_Extracted records_
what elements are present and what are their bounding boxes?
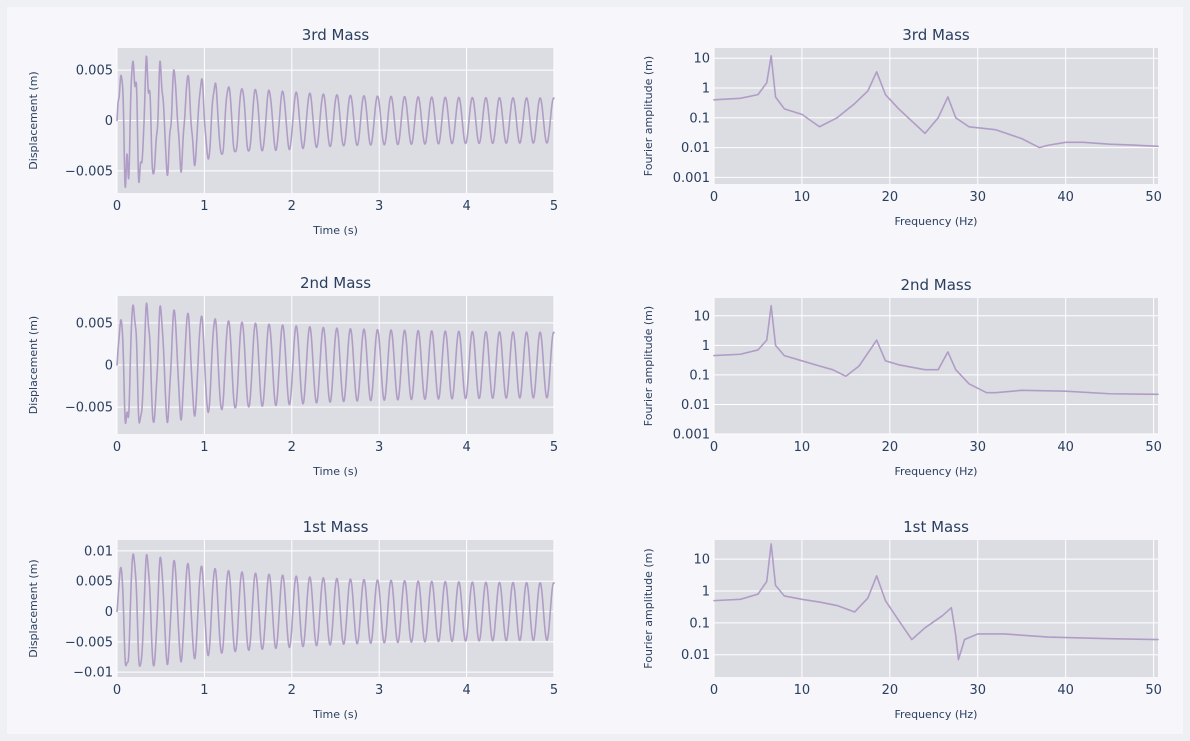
x-tick-label: 50 <box>1145 440 1162 455</box>
subplot-3: 0 1 2 3 4 5 −0.005 0 0.005 2nd Mass Time (s) Displa… <box>27 274 558 478</box>
x-tick-label: 4 <box>462 440 470 455</box>
x-tick-label: 0 <box>113 683 121 698</box>
x-tick-label: 30 <box>969 440 986 455</box>
y-axis-label: Displacement (m) <box>27 316 40 414</box>
x-tick-label: 30 <box>969 683 986 698</box>
subplot-2: 0 10 20 30 40 50 0.001 0.01 0.1 1 10 3rd Mass Freque… <box>642 26 1162 228</box>
y-tick-label: 1 <box>702 339 710 354</box>
y-tick-label: 10 <box>693 52 710 67</box>
y-tick-label: 0.1 <box>689 368 710 383</box>
y-axis-label: Fourier amplitude (m) <box>642 306 655 426</box>
y-axis-label: Fourier amplitude (m) <box>642 56 655 176</box>
y-axis-label: Displacement (m) <box>27 71 40 169</box>
subplot-title: 3rd Mass <box>302 26 370 44</box>
y-tick-label: 0.1 <box>689 616 710 631</box>
y-tick-label: 0 <box>105 114 113 129</box>
y-tick-label: −0.01 <box>73 666 113 681</box>
x-tick-label: 10 <box>794 683 811 698</box>
x-tick-label: 0 <box>710 190 718 205</box>
y-tick-label: 10 <box>693 553 710 568</box>
y-tick-label: 0.005 <box>76 575 113 590</box>
subplot-1: 0 1 2 3 4 5 −0.005 0 0.005 3rd Mass Time (s) Displa… <box>27 26 558 237</box>
x-tick-label: 2 <box>288 199 296 214</box>
x-axis-label: Frequency (Hz) <box>895 708 978 721</box>
y-tick-label: 1 <box>702 585 710 600</box>
subplot-title: 3rd Mass <box>902 26 970 44</box>
x-tick-label: 0 <box>710 683 718 698</box>
x-tick-label: 20 <box>882 683 899 698</box>
y-tick-label: 0.001 <box>673 171 710 186</box>
y-tick-label: −0.005 <box>65 635 113 650</box>
subplot-title: 2nd Mass <box>300 274 371 292</box>
x-tick-label: 1 <box>200 199 208 214</box>
x-tick-label: 2 <box>288 440 296 455</box>
x-tick-label: 10 <box>794 440 811 455</box>
x-tick-label: 0 <box>710 440 718 455</box>
x-tick-label: 50 <box>1145 190 1162 205</box>
plot-area <box>714 48 1158 184</box>
x-tick-label: 20 <box>882 190 899 205</box>
x-tick-label: 30 <box>969 190 986 205</box>
x-tick-label: 3 <box>375 199 383 214</box>
subplot-5: 0 1 2 3 4 5 −0.01 −0.005 0 0.005 0.01 1st Mass Time … <box>27 518 558 721</box>
x-axis-label: Frequency (Hz) <box>895 465 978 478</box>
subplot-title: 1st Mass <box>903 518 969 536</box>
y-axis-label: Fourier amplitude (m) <box>642 548 655 668</box>
y-tick-label: 0 <box>105 605 113 620</box>
y-tick-label: 0.005 <box>76 64 113 79</box>
y-tick-label: 0.001 <box>673 428 710 443</box>
x-tick-label: 4 <box>462 199 470 214</box>
x-tick-label: 40 <box>1057 190 1074 205</box>
x-tick-label: 3 <box>375 683 383 698</box>
x-axis-label: Time (s) <box>312 224 358 237</box>
x-tick-label: 20 <box>882 440 899 455</box>
x-tick-label: 5 <box>550 440 558 455</box>
y-tick-label: 0.01 <box>681 398 710 413</box>
y-tick-label: 0.01 <box>84 544 113 559</box>
y-tick-label: 0.005 <box>76 316 113 331</box>
x-tick-label: 4 <box>462 683 470 698</box>
x-tick-label: 5 <box>550 683 558 698</box>
x-tick-label: 2 <box>288 683 296 698</box>
subplot-6: 0 10 20 30 40 50 0.01 0.1 1 10 1st Mass Frequency (… <box>642 518 1162 721</box>
y-tick-label: −0.005 <box>65 164 113 179</box>
x-tick-label: 40 <box>1057 440 1074 455</box>
subplot-4: 0 10 20 30 40 50 0.001 0.01 0.1 1 10 2nd Mass Freque… <box>642 276 1162 478</box>
x-tick-label: 10 <box>794 190 811 205</box>
y-tick-label: 1 <box>702 81 710 96</box>
x-tick-label: 0 <box>113 440 121 455</box>
subplot-title: 2nd Mass <box>900 276 971 294</box>
x-axis-label: Time (s) <box>312 465 358 478</box>
y-tick-label: 10 <box>693 309 710 324</box>
y-tick-label: 0 <box>105 359 113 374</box>
plot-area <box>714 540 1158 677</box>
y-tick-label: 0.01 <box>681 648 710 663</box>
figure-svg: 0 1 2 3 4 5 −0.005 0 0.005 3rd Mass Time (s) Displa… <box>7 7 1183 734</box>
x-tick-label: 50 <box>1145 683 1162 698</box>
plot-area <box>714 298 1158 434</box>
x-tick-label: 0 <box>113 199 121 214</box>
y-tick-label: −0.005 <box>65 401 113 416</box>
y-tick-label: 0.01 <box>681 141 710 156</box>
x-tick-label: 40 <box>1057 683 1074 698</box>
x-axis-label: Time (s) <box>312 708 358 721</box>
x-tick-label: 3 <box>375 440 383 455</box>
x-tick-label: 1 <box>200 683 208 698</box>
x-tick-label: 5 <box>550 199 558 214</box>
subplot-title: 1st Mass <box>303 518 369 536</box>
y-axis-label: Displacement (m) <box>27 559 40 657</box>
x-tick-label: 1 <box>200 440 208 455</box>
figure-canvas: 0 1 2 3 4 5 −0.005 0 0.005 3rd Mass Time (s) Displa… <box>7 7 1183 734</box>
y-tick-label: 0.1 <box>689 111 710 126</box>
x-axis-label: Frequency (Hz) <box>895 215 978 228</box>
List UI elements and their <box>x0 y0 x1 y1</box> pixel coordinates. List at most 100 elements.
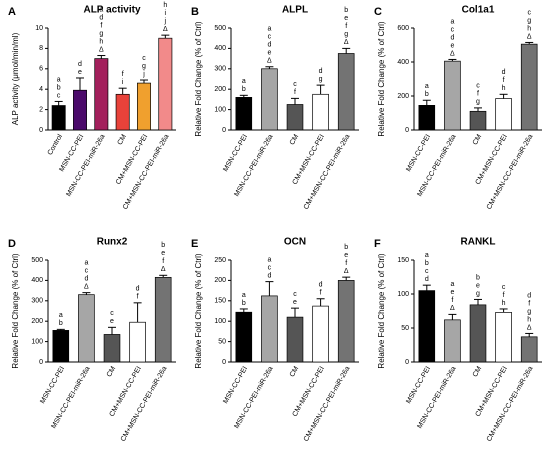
y-tick-label: 0 <box>222 359 226 366</box>
significance-letter: Δ <box>450 305 455 312</box>
significance-letter: c <box>268 264 272 271</box>
y-tick-label: 200 <box>397 93 409 100</box>
significance-letter: f <box>162 258 164 265</box>
bar <box>312 93 329 131</box>
significance-letter: b <box>476 274 480 281</box>
significance-letter: Δ <box>84 283 89 290</box>
significance-letter: f <box>528 300 530 307</box>
significance-letter: e <box>163 0 167 1</box>
significance-letter: b <box>425 260 429 267</box>
significance-letter: Δ <box>163 26 168 33</box>
x-tick-label: MSN-CC-PEI-miR-26a <box>65 133 106 198</box>
x-tick-label: CM <box>289 133 301 146</box>
significance-letter: j <box>142 71 145 78</box>
significance-letter: h <box>502 300 506 307</box>
significance-letter: h <box>502 85 506 92</box>
significance-letter: a <box>267 26 271 33</box>
y-axis-label: Relative Fold Change (% of Ctrl) <box>377 21 386 136</box>
significance-letter: f <box>100 22 102 29</box>
panel-label: D <box>8 238 16 250</box>
y-tick-label: 8 <box>39 45 43 52</box>
bar <box>312 305 329 363</box>
significance-letter: e <box>450 289 454 296</box>
significance-letter: d <box>450 34 454 41</box>
significance-letter: a <box>99 6 103 13</box>
significance-letter: f <box>122 71 124 78</box>
bar <box>261 295 278 363</box>
y-tick-label: 0 <box>405 127 409 134</box>
bar <box>235 311 253 363</box>
significance-letter: e <box>344 252 348 259</box>
chart-title: OCN <box>284 237 306 248</box>
bar <box>286 104 304 131</box>
x-tick-label: CM <box>106 365 118 378</box>
significance-letter: Δ <box>450 50 455 57</box>
significance-letter: Δ <box>267 58 272 65</box>
significance-letter: g <box>142 63 146 70</box>
panel-label: E <box>191 238 198 250</box>
panel-label: C <box>374 6 382 18</box>
significance-letter: e <box>476 282 480 289</box>
significance-letter: j <box>164 18 167 25</box>
y-tick-label: 600 <box>397 25 409 32</box>
x-tick-label: CM <box>116 133 128 146</box>
significance-letter: d <box>319 282 323 289</box>
significance-letter: Δ <box>161 266 166 273</box>
significance-letter: d <box>78 61 82 68</box>
y-tick-label: 500 <box>214 25 226 32</box>
significance-letter: d <box>84 275 88 282</box>
significance-letter: f <box>503 292 505 299</box>
significance-letter: h <box>527 25 531 32</box>
significance-letter: f <box>477 91 479 98</box>
significance-letter: g <box>344 31 348 38</box>
significance-letter: d <box>425 276 429 283</box>
bar <box>286 316 304 363</box>
significance-letter: b <box>57 84 61 91</box>
significance-letter: f <box>345 23 347 30</box>
significance-letter: h <box>99 38 103 45</box>
significance-letter: a <box>425 252 429 259</box>
x-tick-label: CM+MSN-CC-PEI-miR-26a <box>122 133 171 211</box>
significance-letter: f <box>503 77 505 84</box>
bar <box>78 294 95 363</box>
x-tick-label: CM <box>289 365 301 378</box>
bar <box>418 290 436 363</box>
bar <box>337 280 355 363</box>
significance-letter: b <box>59 320 63 327</box>
significance-letter: a <box>242 292 246 299</box>
significance-letter: b <box>242 86 246 93</box>
x-tick-label: MSN-CC-PEI <box>39 365 66 405</box>
significance-letter: c <box>425 268 429 275</box>
bar <box>444 319 461 363</box>
bar <box>235 97 253 131</box>
significance-letter: b <box>242 300 246 307</box>
y-tick-label: 200 <box>214 86 226 93</box>
significance-letter: d <box>136 286 140 293</box>
bar <box>495 98 512 131</box>
bar <box>418 104 436 131</box>
y-tick-label: 250 <box>214 257 226 264</box>
y-tick-label: 100 <box>397 291 409 298</box>
significance-letter: i <box>165 10 167 17</box>
significance-letter: e <box>161 250 165 257</box>
y-tick-label: 100 <box>214 318 226 325</box>
x-tick-label: CM+MSN-CC-PEI-miR-26a <box>486 365 535 443</box>
x-tick-label: CM+MSN-CC-PEI-miR-26a <box>486 133 535 211</box>
significance-letter: c <box>142 55 146 62</box>
y-tick-label: 4 <box>39 86 43 93</box>
significance-letter: b <box>161 242 165 249</box>
significance-letter: Δ <box>527 324 532 331</box>
significance-letter: g <box>319 76 323 83</box>
significance-letter: b <box>344 244 348 251</box>
chart-title: ALPL <box>282 5 308 16</box>
bar <box>469 304 487 363</box>
y-tick-label: 150 <box>397 257 409 264</box>
y-tick-label: 150 <box>214 298 226 305</box>
significance-letter: d <box>319 68 323 75</box>
significance-letter: g <box>527 308 531 315</box>
x-tick-label: Control <box>47 133 65 156</box>
significance-letter: h <box>527 316 531 323</box>
significance-letter: Δ <box>344 39 349 46</box>
bar <box>52 330 70 363</box>
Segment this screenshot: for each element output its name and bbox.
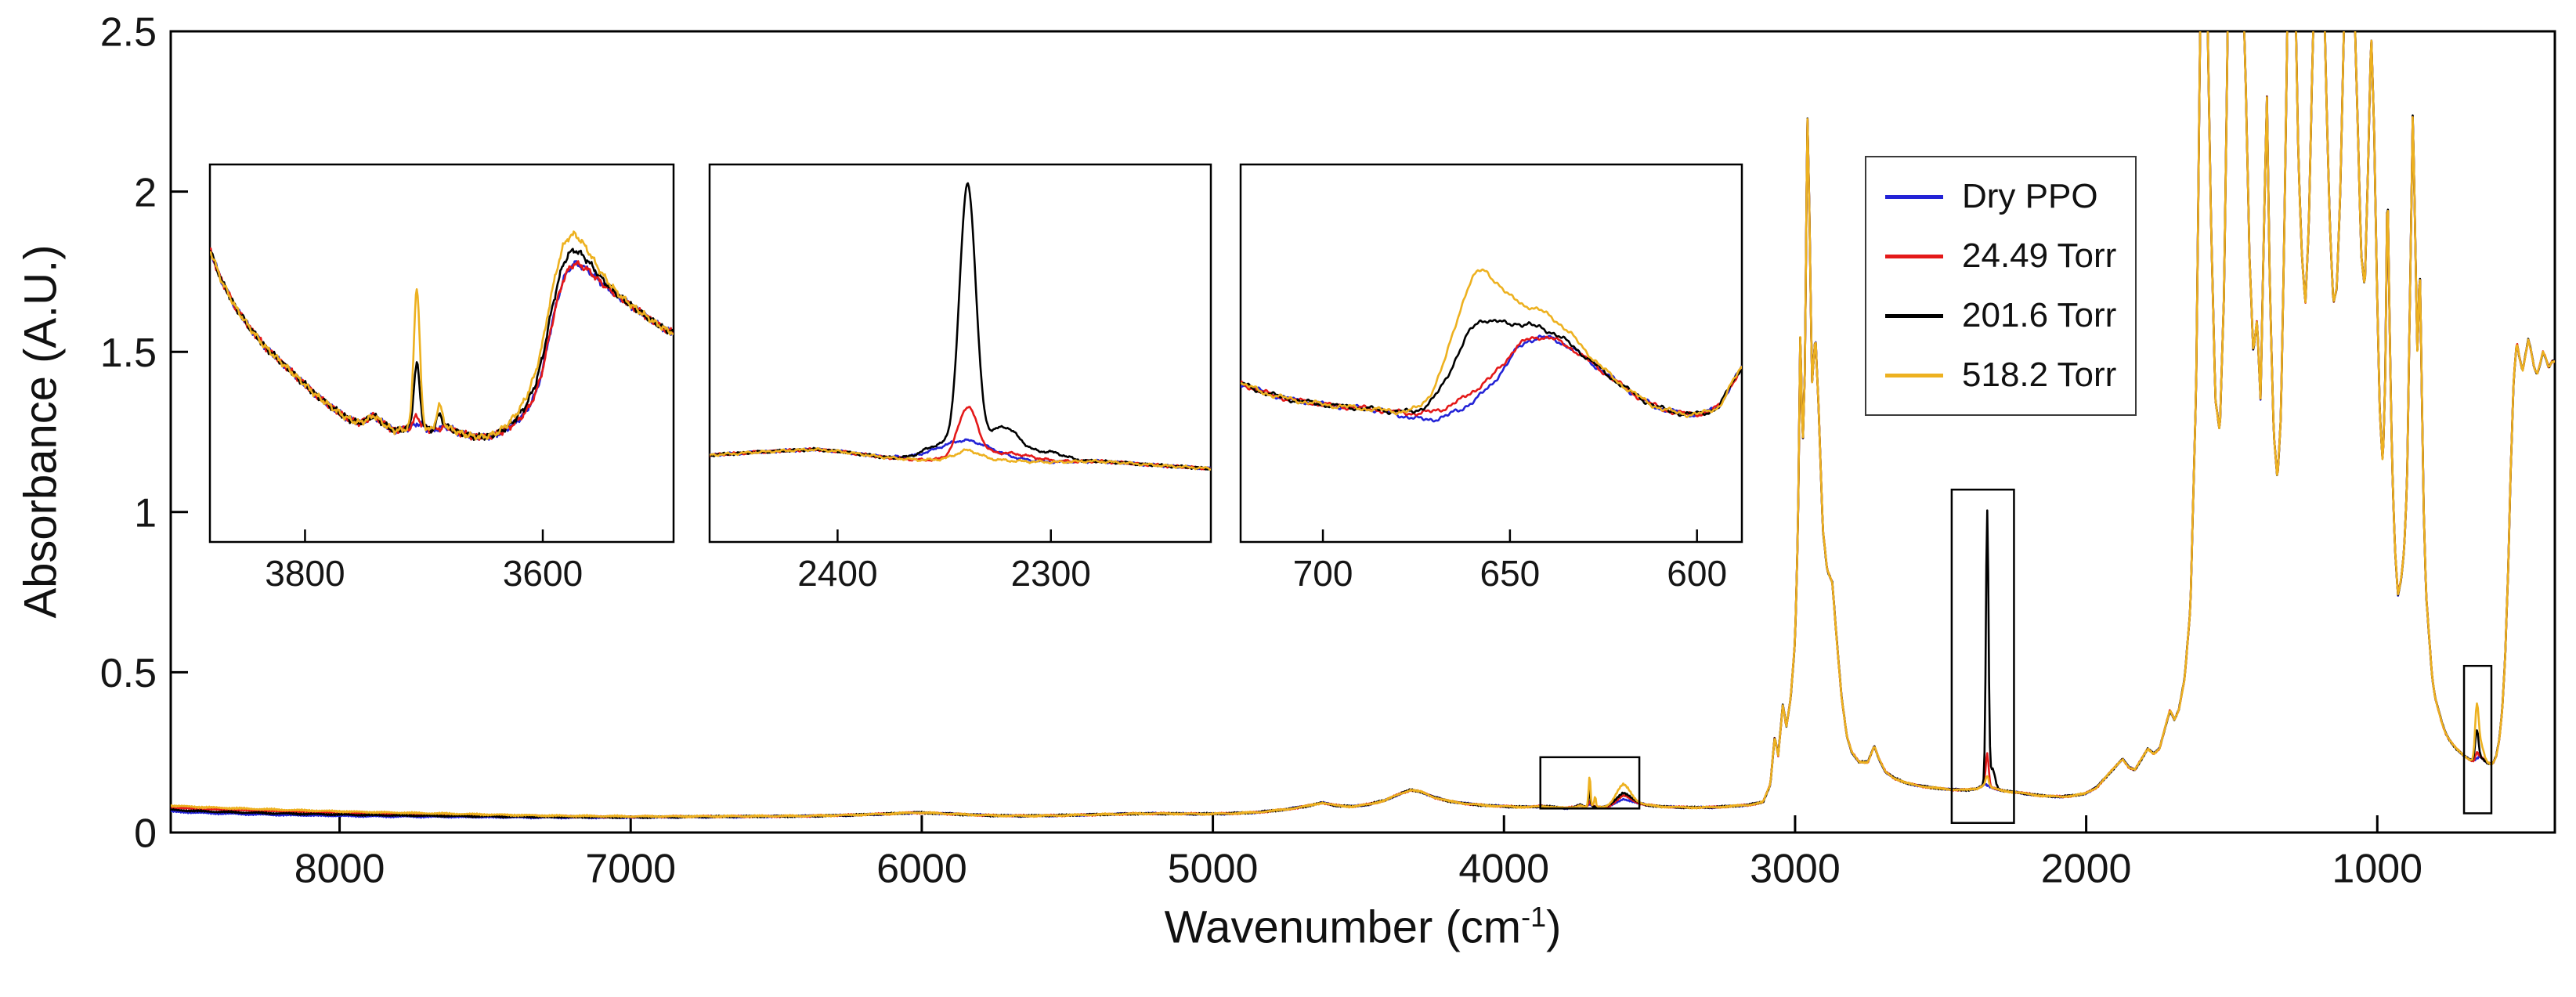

_Task description_
In the listing, take the lines starting with the line that contains "y-tick-label: 0 <box>222 359 226 366</box>" and going on through the line that contains "bar <box>235 311 253 363</box>", and change every "significance-letter" in them to "sig-letter". Give back only those lines, with nothing else altered.

_Reply to the task_
y-tick-label: 0 <box>222 359 226 366</box>
sig-letter: Δ <box>450 305 455 312</box>
sig-letter: c <box>268 264 272 271</box>
y-tick-label: 200 <box>397 93 409 100</box>
sig-letter: f <box>162 258 164 265</box>
bar <box>312 93 329 131</box>
sig-letter: b <box>476 274 480 281</box>
sig-letter: Δ <box>84 283 89 290</box>
sig-letter: f <box>528 300 530 307</box>
sig-letter: e <box>163 0 167 1</box>
sig-letter: b <box>425 260 429 267</box>
sig-letter: Δ <box>163 26 168 33</box>
x-tick-label: MSN-CC-PEI-miR-26a <box>65 133 106 198</box>
x-tick-label: CM <box>289 133 301 146</box>
sig-letter: j <box>142 71 145 78</box>
sig-letter: h <box>502 300 506 307</box>
sig-letter: h <box>502 85 506 92</box>
sig-letter: a <box>267 26 271 33</box>
y-axis-label: Relative Fold Change (% of Ctrl) <box>377 21 386 136</box>
sig-letter: f <box>100 22 102 29</box>
panel-label: D <box>8 238 16 250</box>
y-tick-label: 8 <box>39 45 43 52</box>
bar <box>312 305 329 363</box>
sig-letter: e <box>450 289 454 296</box>
sig-letter: d <box>450 34 454 41</box>
sig-letter: a <box>99 6 103 13</box>
sig-letter: f <box>122 71 124 78</box>
bar <box>261 295 278 363</box>
y-tick-label: 0 <box>405 127 409 134</box>
bar <box>235 311 253 363</box>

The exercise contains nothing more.